PASSAGE:
* * * * * * * * *

The comparatively poor performance of this prospectively applicable approach that uses fixed days during the menstrual cycle to determine baseline levels of LH is somewhat expected, since this approach does not take into consideration important factors, such as the variability in the length of the cycle, which mostly affects the follicular phase and exerts an influence over the hormonal dynamics [30]. Ovulation has been seen as early as day 8 of the menstrual cycle and, as the fixed days method generally includes day 8, it is clear that this method will fail under such circumstances.

The higher reliability of a mid-cycle reference (method #2) to determine baseline LH was anticipated, because data from the complete menstrual cycle have to be considered for its application, and due to its proximity with the fertile window, which is a very stable stage of the cycle, and unlike the early follicular phase, is not affected by age [39, 40]. It is also clear why the approach that uses the estimated surge (method #3) as a reference performs better than the method using the peak (method #2) because in almost 25 % of normal menstrual cycles the peak may occur postovulatory (Roos et al. submitted); differences in the LH dynamics around the time of the surge and peak in LH account for this. Some complex LH peaks have been described when researchers have used an assay that recognises LH-βcf, with a longer duration than normal, sometimes described as ‘biphasic’ or in ‘plateau’ [6, 11]; this often presents a significant delay between the surge and the peak of LH, compared with the ‘spike’ type of peaks. It is possible that when the reference is taken starting 3 or 4 days before the peak, in this type of cycle, levels of LH are already high, decreasing the accuracy of the estimation of the baseline levels. Likewise, when using a large number of days away from the peak (such as 6 or 5), in short cycles or those of normal duration, the levels estimated might be closer to those found in the fixed approach.

* * * * * * * * *

REQUIRED ACTION 1:
Repeat the passage on baseline LH estimation from "The comparatively poor" up to and including "under such circumstances.".
REQUIRED ACTION 2:
Write the next part of the passage on methods for estimating baseline LH levels, continuing from its last sentence.

DATA TO EXAMINE:
* * * * * * * * *

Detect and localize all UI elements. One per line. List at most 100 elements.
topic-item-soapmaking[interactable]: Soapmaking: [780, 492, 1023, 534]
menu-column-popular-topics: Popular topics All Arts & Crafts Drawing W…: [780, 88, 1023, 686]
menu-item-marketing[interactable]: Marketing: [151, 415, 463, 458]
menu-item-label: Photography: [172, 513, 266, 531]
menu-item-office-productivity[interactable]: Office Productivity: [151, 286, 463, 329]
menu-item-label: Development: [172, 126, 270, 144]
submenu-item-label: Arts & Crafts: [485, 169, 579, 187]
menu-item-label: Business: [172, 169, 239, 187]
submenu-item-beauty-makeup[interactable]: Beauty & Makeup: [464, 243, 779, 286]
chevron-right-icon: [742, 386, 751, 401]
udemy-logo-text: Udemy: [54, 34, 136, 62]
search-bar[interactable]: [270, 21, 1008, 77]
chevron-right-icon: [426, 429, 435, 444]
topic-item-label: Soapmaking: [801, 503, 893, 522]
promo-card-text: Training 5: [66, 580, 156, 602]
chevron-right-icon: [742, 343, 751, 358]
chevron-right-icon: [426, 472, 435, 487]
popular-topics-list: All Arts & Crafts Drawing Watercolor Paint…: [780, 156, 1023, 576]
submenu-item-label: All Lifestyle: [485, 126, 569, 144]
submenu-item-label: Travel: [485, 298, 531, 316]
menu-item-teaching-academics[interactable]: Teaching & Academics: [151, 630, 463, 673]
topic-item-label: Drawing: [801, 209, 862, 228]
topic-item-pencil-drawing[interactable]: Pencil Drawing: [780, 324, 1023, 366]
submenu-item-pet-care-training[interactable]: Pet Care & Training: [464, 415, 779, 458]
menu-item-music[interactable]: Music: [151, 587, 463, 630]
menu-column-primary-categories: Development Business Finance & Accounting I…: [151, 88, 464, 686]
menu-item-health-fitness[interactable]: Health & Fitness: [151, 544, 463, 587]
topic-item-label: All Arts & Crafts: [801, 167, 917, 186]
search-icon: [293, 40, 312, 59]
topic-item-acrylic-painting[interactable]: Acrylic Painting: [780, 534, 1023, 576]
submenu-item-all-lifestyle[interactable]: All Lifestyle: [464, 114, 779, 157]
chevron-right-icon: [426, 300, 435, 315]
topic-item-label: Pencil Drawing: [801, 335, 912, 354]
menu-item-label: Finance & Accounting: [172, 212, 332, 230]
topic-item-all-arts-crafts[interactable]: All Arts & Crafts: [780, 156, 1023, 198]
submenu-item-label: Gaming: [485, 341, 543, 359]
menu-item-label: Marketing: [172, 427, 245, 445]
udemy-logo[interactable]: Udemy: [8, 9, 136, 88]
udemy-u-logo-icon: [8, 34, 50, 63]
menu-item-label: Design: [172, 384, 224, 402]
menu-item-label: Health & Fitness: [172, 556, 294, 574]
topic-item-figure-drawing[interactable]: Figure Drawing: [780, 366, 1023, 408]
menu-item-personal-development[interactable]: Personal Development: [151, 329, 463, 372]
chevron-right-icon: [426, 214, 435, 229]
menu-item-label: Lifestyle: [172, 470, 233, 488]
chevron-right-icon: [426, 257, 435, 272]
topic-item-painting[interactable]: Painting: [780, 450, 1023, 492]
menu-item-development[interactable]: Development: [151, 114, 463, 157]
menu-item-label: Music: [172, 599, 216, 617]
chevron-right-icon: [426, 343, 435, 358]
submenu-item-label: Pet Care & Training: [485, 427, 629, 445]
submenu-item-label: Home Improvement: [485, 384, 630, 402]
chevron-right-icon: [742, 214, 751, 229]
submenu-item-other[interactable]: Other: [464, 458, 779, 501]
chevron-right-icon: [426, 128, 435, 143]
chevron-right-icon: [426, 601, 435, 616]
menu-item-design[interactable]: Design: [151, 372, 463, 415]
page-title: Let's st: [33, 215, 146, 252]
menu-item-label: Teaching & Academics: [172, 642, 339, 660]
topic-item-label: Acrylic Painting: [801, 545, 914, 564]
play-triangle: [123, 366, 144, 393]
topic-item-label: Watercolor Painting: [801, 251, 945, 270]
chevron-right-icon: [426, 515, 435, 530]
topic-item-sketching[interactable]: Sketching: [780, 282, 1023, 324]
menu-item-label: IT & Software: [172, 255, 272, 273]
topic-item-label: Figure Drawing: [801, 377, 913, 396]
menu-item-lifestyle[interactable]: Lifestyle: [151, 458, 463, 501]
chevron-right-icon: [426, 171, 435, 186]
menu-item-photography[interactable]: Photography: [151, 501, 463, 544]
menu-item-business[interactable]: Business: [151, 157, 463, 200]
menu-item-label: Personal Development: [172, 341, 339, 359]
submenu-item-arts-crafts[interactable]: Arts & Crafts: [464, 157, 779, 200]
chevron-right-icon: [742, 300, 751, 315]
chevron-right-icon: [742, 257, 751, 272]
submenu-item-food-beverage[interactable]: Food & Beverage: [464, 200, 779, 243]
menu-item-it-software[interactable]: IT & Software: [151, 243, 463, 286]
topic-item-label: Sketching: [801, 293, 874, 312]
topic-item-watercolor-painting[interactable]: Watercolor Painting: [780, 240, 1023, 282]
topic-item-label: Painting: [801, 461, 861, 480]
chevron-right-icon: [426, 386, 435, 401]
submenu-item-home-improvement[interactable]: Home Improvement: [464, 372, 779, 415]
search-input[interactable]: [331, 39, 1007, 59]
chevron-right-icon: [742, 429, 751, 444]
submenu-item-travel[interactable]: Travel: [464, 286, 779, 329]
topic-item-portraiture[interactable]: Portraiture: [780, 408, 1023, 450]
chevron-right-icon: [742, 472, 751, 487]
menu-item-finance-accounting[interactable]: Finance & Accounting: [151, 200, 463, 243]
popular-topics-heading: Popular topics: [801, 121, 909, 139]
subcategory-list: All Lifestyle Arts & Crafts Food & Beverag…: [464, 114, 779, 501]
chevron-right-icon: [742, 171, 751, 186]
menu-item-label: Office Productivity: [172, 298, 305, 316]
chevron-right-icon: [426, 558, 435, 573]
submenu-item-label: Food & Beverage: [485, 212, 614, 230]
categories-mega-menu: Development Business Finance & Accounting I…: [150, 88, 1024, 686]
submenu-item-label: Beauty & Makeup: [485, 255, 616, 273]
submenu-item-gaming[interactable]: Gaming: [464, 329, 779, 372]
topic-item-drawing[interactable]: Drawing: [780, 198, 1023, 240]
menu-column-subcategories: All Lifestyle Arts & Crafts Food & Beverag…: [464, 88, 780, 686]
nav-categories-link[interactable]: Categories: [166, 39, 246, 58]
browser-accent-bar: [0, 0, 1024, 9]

* * * * * * * * *

OUTPUT 1:
The comparatively poor performance of this prospectively applicable approach that uses fixed days during the menstrual cycle to determine baseline levels of LH is somewhat expected, since this approach does not take into consideration important factors, such as the variability in the length of the cycle, which mostly affects the follicular phase and exerts an influence over the hormonal dynamics [30]. Ovulation has been seen as early as day 8 of the menstrual cycle and, as the fixed days method generally includes day 8, it is clear that this method will fail under such circumstances.

OUTPUT 2:
For fertility monitors, however, a retrospective approach with analysis of data from a complete menstrual cycle is not applicable. Therefore, learning monitors should consider the location reference points from previous cycles for higher reliability of surge detection. Current research focuses on a formal mathematical approach (signal tracking), finding distinct patterns in hormonal and temperature curves to predict change points and distinguish them from the random ‘noise’ (change-point analysis) [21].

A further way to improve the results includes other hormonal markers in urine, in addition to LH. These are estradiol and its metabolites, since a rise in the levels of estradiol triggers the rise in the levels of LH [38], and peak estrone-3-glucuronide (E3G) levels occur on the day of ovulation, as do those of follicle-stimulating hormone (FSH). However, this level of detail would add considerable complexity and additional cost to the analysis, especially by repeated measurement.

Ultrasound-observed ovulation is the gold-standard method used to determine the timing of ovulation and it would be of interest to observe how different approaches to LH surge definition compare to this reference. However, there is variability between women in the timing of the LH surge in relation to ultrasound-observed ovulation [6], thus further work could consider this relationship.

In conclusion, this study found that there are many methods for calculating the LH surge in urine reported in the literature, and their effectiveness at correctly identifying the surge varies between methods. Some of these methods are in use in current fertility monitors. Care should be taken when comparing between studies reporting urinary LH surge data, as results will be dependent on the method employed for surge identification. This study supports the recommendation for using methods that involve an initial estimation of the LH surge to establish which days should be used to determine baseline.